(Stored dataset items)
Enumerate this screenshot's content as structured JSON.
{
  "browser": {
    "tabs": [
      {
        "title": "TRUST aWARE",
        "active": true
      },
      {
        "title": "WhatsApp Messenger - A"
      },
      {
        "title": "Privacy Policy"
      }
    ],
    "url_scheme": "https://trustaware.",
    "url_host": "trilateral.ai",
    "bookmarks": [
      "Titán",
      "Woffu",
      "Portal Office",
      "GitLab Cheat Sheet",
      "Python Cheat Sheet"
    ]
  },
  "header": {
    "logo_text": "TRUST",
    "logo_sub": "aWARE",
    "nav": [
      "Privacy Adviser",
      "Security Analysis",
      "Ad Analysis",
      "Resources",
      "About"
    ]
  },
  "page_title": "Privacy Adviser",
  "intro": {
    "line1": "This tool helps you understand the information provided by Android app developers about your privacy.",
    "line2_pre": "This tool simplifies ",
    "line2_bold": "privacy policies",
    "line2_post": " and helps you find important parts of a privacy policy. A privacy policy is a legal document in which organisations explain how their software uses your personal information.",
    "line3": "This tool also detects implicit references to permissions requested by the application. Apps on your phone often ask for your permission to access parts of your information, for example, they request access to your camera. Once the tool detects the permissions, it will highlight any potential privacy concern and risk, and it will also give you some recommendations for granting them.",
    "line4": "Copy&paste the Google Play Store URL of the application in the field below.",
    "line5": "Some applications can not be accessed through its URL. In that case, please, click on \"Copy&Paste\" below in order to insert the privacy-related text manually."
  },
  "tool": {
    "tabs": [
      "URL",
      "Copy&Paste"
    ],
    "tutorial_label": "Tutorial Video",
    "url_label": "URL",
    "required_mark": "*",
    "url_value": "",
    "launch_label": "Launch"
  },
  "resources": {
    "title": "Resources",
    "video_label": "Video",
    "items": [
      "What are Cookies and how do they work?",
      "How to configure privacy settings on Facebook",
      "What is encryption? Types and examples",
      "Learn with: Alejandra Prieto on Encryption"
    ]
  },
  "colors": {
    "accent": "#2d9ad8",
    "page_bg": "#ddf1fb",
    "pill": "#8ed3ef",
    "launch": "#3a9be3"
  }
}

- [Written instruction]: Find the lines with the string "Copy" and reproduce them.

- [Solution below]:
    "line4": "Copy&paste the Google Play Store URL of the application in the field below.",
    "line5": "Some applications can not be accessed through its URL. In that case, please, click on \"Copy&Paste\" below in order to insert the privacy-related text manually."
      "Copy&Paste"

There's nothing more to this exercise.